— start ITEMS —

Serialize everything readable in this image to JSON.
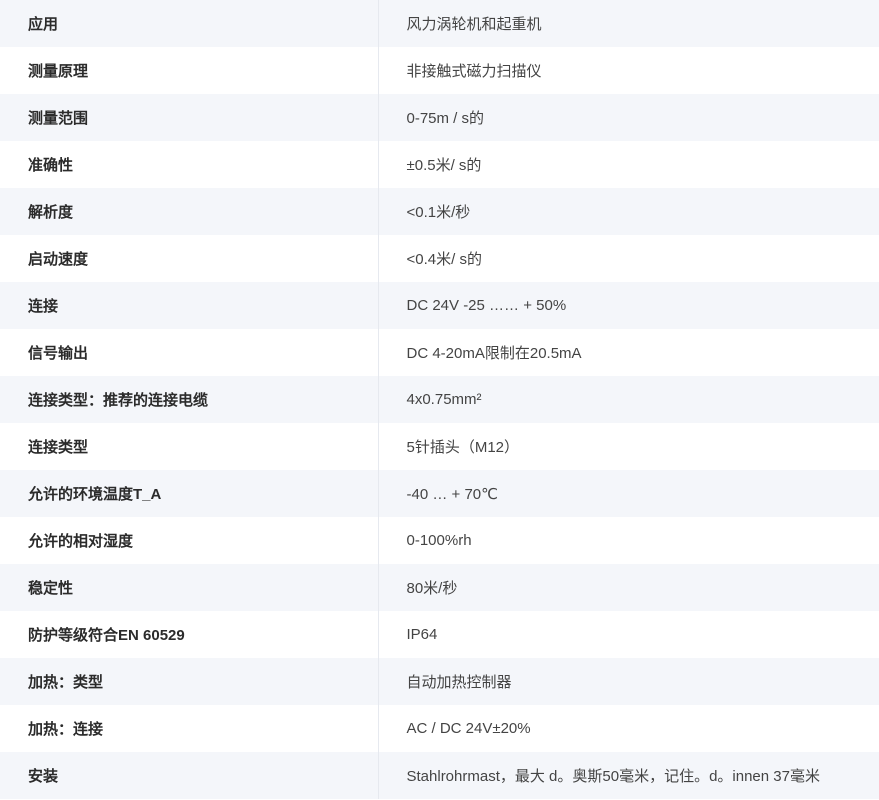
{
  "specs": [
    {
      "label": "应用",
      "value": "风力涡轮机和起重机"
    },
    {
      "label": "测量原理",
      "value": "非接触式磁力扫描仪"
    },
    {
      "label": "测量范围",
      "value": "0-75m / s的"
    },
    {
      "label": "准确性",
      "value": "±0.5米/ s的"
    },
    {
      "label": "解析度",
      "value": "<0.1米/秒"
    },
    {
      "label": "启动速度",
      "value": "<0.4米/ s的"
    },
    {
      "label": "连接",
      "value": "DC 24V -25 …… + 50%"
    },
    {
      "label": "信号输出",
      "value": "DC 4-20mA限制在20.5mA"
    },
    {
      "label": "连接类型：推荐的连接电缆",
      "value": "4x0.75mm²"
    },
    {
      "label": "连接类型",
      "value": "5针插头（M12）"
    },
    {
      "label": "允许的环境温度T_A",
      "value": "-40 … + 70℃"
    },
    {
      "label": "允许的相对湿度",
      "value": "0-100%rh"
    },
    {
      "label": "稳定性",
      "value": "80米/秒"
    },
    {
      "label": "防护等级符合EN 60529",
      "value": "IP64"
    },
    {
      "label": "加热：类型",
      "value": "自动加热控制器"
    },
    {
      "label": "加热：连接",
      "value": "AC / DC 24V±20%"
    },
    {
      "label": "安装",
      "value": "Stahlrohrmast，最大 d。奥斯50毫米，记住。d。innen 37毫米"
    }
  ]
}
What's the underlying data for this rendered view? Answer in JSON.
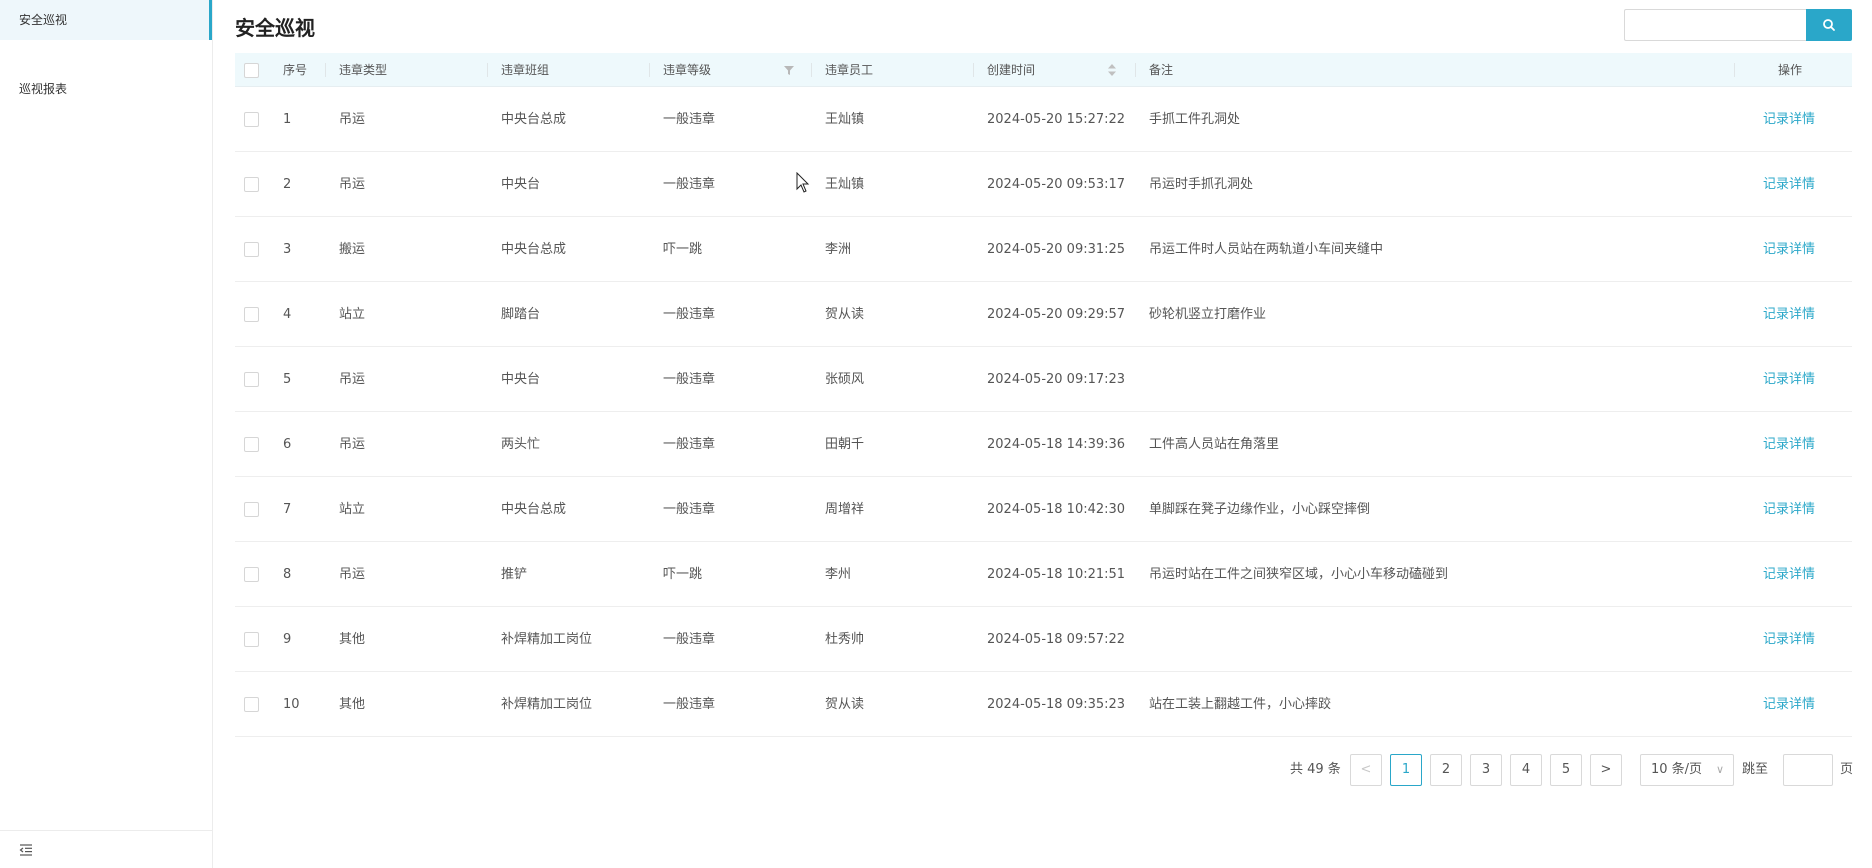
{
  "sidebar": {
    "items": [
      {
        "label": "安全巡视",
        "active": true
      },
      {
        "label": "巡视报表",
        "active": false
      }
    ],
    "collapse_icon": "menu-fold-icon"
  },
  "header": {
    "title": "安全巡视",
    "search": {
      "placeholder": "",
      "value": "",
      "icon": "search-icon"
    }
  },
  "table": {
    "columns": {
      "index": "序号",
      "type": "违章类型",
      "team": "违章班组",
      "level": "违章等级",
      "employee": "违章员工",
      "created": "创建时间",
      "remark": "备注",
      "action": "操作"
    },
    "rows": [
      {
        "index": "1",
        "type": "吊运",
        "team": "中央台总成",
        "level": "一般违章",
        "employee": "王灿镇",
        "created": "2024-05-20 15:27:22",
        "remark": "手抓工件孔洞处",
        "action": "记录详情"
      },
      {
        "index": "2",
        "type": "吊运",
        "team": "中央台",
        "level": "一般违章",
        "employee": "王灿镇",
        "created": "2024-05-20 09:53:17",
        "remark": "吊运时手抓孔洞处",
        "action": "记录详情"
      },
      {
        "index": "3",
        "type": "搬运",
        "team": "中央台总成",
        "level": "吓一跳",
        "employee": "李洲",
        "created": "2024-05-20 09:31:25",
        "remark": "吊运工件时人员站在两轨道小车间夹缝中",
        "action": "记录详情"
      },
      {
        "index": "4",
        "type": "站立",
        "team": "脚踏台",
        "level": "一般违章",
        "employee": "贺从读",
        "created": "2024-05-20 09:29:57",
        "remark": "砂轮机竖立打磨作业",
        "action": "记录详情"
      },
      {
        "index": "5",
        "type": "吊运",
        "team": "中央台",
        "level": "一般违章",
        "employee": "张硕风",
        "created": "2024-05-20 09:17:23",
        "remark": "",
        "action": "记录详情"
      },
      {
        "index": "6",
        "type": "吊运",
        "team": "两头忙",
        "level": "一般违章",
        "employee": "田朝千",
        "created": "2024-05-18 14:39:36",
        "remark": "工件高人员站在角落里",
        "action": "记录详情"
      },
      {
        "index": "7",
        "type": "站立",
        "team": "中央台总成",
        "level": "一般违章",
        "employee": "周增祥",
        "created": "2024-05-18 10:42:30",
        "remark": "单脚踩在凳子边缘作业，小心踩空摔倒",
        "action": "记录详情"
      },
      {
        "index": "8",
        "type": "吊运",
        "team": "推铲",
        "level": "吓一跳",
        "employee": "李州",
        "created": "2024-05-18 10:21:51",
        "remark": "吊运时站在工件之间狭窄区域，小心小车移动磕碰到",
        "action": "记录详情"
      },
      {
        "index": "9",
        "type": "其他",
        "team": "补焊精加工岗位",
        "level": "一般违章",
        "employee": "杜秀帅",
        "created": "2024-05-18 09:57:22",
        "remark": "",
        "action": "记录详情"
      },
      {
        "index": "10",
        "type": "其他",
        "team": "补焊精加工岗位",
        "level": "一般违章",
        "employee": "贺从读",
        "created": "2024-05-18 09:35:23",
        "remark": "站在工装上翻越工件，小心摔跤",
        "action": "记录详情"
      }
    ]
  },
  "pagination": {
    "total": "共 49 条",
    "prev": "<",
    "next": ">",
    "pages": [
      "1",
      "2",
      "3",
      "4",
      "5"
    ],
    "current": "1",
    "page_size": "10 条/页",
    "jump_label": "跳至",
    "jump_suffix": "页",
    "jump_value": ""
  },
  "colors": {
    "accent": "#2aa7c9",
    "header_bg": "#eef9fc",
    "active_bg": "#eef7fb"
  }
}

— end ITEMS —

**REQUIRED TASK**
Pictures stay out; reproduce every line of the records exactly.

**THE COMPLETED TASK**
Serialize everything readable in this image to JSON.
{
  "specs": [
    {
      "label": "应用",
      "value": "风力涡轮机和起重机"
    },
    {
      "label": "测量原理",
      "value": "非接触式磁力扫描仪"
    },
    {
      "label": "测量范围",
      "value": "0-75m / s的"
    },
    {
      "label": "准确性",
      "value": "±0.5米/ s的"
    },
    {
      "label": "解析度",
      "value": "<0.1米/秒"
    },
    {
      "label": "启动速度",
      "value": "<0.4米/ s的"
    },
    {
      "label": "连接",
      "value": "DC 24V -25 …… + 50%"
    },
    {
      "label": "信号输出",
      "value": "DC 4-20mA限制在20.5mA"
    },
    {
      "label": "连接类型：推荐的连接电缆",
      "value": "4x0.75mm²"
    },
    {
      "label": "连接类型",
      "value": "5针插头（M12）"
    },
    {
      "label": "允许的环境温度T_A",
      "value": "-40 … + 70℃"
    },
    {
      "label": "允许的相对湿度",
      "value": "0-100%rh"
    },
    {
      "label": "稳定性",
      "value": "80米/秒"
    },
    {
      "label": "防护等级符合EN 60529",
      "value": "IP64"
    },
    {
      "label": "加热：类型",
      "value": "自动加热控制器"
    },
    {
      "label": "加热：连接",
      "value": "AC / DC 24V±20%"
    },
    {
      "label": "安装",
      "value": "Stahlrohrmast，最大 d。奥斯50毫米，记住。d。innen 37毫米"
    }
  ]
}
What's the underlying data for this rendered view? Answer in JSON.
{
  "sidebar": {
    "items": [
      {
        "label": "安全巡视",
        "active": true
      },
      {
        "label": "巡视报表",
        "active": false
      }
    ],
    "collapse_icon": "menu-fold-icon"
  },
  "header": {
    "title": "安全巡视",
    "search": {
      "placeholder": "",
      "value": "",
      "icon": "search-icon"
    }
  },
  "table": {
    "columns": {
      "index": "序号",
      "type": "违章类型",
      "team": "违章班组",
      "level": "违章等级",
      "employee": "违章员工",
      "created": "创建时间",
      "remark": "备注",
      "action": "操作"
    },
    "rows": [
      {
        "index": "1",
        "type": "吊运",
        "team": "中央台总成",
        "level": "一般违章",
        "employee": "王灿镇",
        "created": "2024-05-20 15:27:22",
        "remark": "手抓工件孔洞处",
        "action": "记录详情"
      },
      {
        "index": "2",
        "type": "吊运",
        "team": "中央台",
        "level": "一般违章",
        "employee": "王灿镇",
        "created": "2024-05-20 09:53:17",
        "remark": "吊运时手抓孔洞处",
        "action": "记录详情"
      },
      {
        "index": "3",
        "type": "搬运",
        "team": "中央台总成",
        "level": "吓一跳",
        "employee": "李洲",
        "created": "2024-05-20 09:31:25",
        "remark": "吊运工件时人员站在两轨道小车间夹缝中",
        "action": "记录详情"
      },
      {
        "index": "4",
        "type": "站立",
        "team": "脚踏台",
        "level": "一般违章",
        "employee": "贺从读",
        "created": "2024-05-20 09:29:57",
        "remark": "砂轮机竖立打磨作业",
        "action": "记录详情"
      },
      {
        "index": "5",
        "type": "吊运",
        "team": "中央台",
        "level": "一般违章",
        "employee": "张硕风",
        "created": "2024-05-20 09:17:23",
        "remark": "",
        "action": "记录详情"
      },
      {
        "index": "6",
        "type": "吊运",
        "team": "两头忙",
        "level": "一般违章",
        "employee": "田朝千",
        "created": "2024-05-18 14:39:36",
        "remark": "工件高人员站在角落里",
        "action": "记录详情"
      },
      {
        "index": "7",
        "type": "站立",
        "team": "中央台总成",
        "level": "一般违章",
        "employee": "周增祥",
        "created": "2024-05-18 10:42:30",
        "remark": "单脚踩在凳子边缘作业，小心踩空摔倒",
        "action": "记录详情"
      },
      {
        "index": "8",
        "type": "吊运",
        "team": "推铲",
        "level": "吓一跳",
        "employee": "李州",
        "created": "2024-05-18 10:21:51",
        "remark": "吊运时站在工件之间狭窄区域，小心小车移动磕碰到",
        "action": "记录详情"
      },
      {
        "index": "9",
        "type": "其他",
        "team": "补焊精加工岗位",
        "level": "一般违章",
        "employee": "杜秀帅",
        "created": "2024-05-18 09:57:22",
        "remark": "",
        "action": "记录详情"
      },
      {
        "index": "10",
        "type": "其他",
        "team": "补焊精加工岗位",
        "level": "一般违章",
        "employee": "贺从读",
        "created": "2024-05-18 09:35:23",
        "remark": "站在工装上翻越工件，小心摔跤",
        "action": "记录详情"
      }
    ]
  },
  "pagination": {
    "total": "共 49 条",
    "prev": "<",
    "next": ">",
    "pages": [
      "1",
      "2",
      "3",
      "4",
      "5"
    ],
    "current": "1",
    "page_size": "10 条/页",
    "jump_label": "跳至",
    "jump_suffix": "页",
    "jump_value": ""
  },
  "colors": {
    "accent": "#2aa7c9",
    "header_bg": "#eef9fc",
    "active_bg": "#eef7fb"
  }
}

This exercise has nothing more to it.